Data for the task >>
══════

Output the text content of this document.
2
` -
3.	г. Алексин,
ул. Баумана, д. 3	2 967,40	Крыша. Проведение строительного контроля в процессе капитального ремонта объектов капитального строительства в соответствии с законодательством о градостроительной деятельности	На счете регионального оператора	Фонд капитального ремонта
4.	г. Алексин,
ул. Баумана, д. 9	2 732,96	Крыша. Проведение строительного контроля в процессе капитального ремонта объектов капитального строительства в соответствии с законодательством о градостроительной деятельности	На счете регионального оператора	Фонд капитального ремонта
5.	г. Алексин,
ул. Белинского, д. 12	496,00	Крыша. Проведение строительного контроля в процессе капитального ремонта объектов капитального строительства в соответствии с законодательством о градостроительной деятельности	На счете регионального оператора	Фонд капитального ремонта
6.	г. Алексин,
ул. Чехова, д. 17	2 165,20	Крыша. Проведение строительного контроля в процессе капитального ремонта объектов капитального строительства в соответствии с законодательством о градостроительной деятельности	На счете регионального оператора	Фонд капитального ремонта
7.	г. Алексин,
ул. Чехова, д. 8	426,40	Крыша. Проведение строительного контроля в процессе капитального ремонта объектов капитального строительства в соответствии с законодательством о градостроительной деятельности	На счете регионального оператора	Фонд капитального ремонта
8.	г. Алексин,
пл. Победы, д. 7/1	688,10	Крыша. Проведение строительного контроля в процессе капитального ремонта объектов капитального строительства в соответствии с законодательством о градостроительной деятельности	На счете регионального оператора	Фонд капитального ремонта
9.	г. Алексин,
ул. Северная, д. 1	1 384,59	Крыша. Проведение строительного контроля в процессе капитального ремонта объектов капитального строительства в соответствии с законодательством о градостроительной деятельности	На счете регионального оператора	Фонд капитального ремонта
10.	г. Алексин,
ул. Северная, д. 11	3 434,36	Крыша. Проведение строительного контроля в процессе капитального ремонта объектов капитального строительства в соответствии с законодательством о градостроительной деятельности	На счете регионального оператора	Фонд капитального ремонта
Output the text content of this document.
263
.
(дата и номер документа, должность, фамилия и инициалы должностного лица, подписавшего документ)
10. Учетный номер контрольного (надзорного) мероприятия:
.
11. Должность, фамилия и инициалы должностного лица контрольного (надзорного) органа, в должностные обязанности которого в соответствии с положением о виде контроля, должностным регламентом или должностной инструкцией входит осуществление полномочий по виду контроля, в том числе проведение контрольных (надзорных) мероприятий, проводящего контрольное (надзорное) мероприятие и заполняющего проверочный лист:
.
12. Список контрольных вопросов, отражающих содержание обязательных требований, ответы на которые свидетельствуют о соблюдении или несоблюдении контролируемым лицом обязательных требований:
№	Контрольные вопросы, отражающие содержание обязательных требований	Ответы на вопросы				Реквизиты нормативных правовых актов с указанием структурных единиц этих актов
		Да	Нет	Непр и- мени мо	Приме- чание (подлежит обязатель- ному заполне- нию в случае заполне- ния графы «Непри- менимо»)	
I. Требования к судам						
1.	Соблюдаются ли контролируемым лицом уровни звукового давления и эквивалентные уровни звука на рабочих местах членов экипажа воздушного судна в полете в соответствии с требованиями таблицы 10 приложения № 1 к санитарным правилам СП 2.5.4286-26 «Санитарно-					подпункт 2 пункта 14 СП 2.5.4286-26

══════

Exercise description >> Without changing a word, restate the whole listing.

The solution >>
Output the text content of this document.
2
` -
3.	г. Алексин,
ул. Баумана, д. 3	2 967,40	Крыша. Проведение строительного контроля в процессе капитального ремонта объектов капитального строительства в соответствии с законодательством о градостроительной деятельности	На счете регионального оператора	Фонд капитального ремонта
4.	г. Алексин,
ул. Баумана, д. 9	2 732,96	Крыша. Проведение строительного контроля в процессе капитального ремонта объектов капитального строительства в соответствии с законодательством о градостроительной деятельности	На счете регионального оператора	Фонд капитального ремонта
5.	г. Алексин,
ул. Белинского, д. 12	496,00	Крыша. Проведение строительного контроля в процессе капитального ремонта объектов капитального строительства в соответствии с законодательством о градостроительной деятельности	На счете регионального оператора	Фонд капитального ремонта
6.	г. Алексин,
ул. Чехова, д. 17	2 165,20	Крыша. Проведение строительного контроля в процессе капитального ремонта объектов капитального строительства в соответствии с законодательством о градостроительной деятельности	На счете регионального оператора	Фонд капитального ремонта
7.	г. Алексин,
ул. Чехова, д. 8	426,40	Крыша. Проведение строительного контроля в процессе капитального ремонта объектов капитального строительства в соответствии с законодательством о градостроительной деятельности	На счете регионального оператора	Фонд капитального ремонта
8.	г. Алексин,
пл. Победы, д. 7/1	688,10	Крыша. Проведение строительного контроля в процессе капитального ремонта объектов капитального строительства в соответствии с законодательством о градостроительной деятельности	На счете регионального оператора	Фонд капитального ремонта
9.	г. Алексин,
ул. Северная, д. 1	1 384,59	Крыша. Проведение строительного контроля в процессе капитального ремонта объектов капитального строительства в соответствии с законодательством о градостроительной деятельности	На счете регионального оператора	Фонд капитального ремонта
10.	г. Алексин,
ул. Северная, д. 11	3 434,36	Крыша. Проведение строительного контроля в процессе капитального ремонта объектов капитального строительства в соответствии с законодательством о градостроительной деятельности	На счете регионального оператора	Фонд капитального ремонта
Output the text content of this document.
263
.
(дата и номер документа, должность, фамилия и инициалы должностного лица, подписавшего документ)
10. Учетный номер контрольного (надзорного) мероприятия:
.
11. Должность, фамилия и инициалы должностного лица контрольного (надзорного) органа, в должностные обязанности которого в соответствии с положением о виде контроля, должностным регламентом или должностной инструкцией входит осуществление полномочий по виду контроля, в том числе проведение контрольных (надзорных) мероприятий, проводящего контрольное (надзорное) мероприятие и заполняющего проверочный лист:
.
12. Список контрольных вопросов, отражающих содержание обязательных требований, ответы на которые свидетельствуют о соблюдении или несоблюдении контролируемым лицом обязательных требований:
№	Контрольные вопросы, отражающие содержание обязательных требований	Ответы на вопросы				Реквизиты нормативных правовых актов с указанием структурных единиц этих актов
		Да	Нет	Непр и- мени мо	Приме- чание (подлежит обязатель- ному заполне- нию в случае заполне- ния графы «Непри- менимо»)	
I. Требования к судам						
1.	Соблюдаются ли контролируемым лицом уровни звукового давления и эквивалентные уровни звука на рабочих местах членов экипажа воздушного судна в полете в соответствии с требованиями таблицы 10 приложения № 1 к санитарным правилам СП 2.5.4286-26 «Санитарно-					подпункт 2 пункта 14 СП 2.5.4286-26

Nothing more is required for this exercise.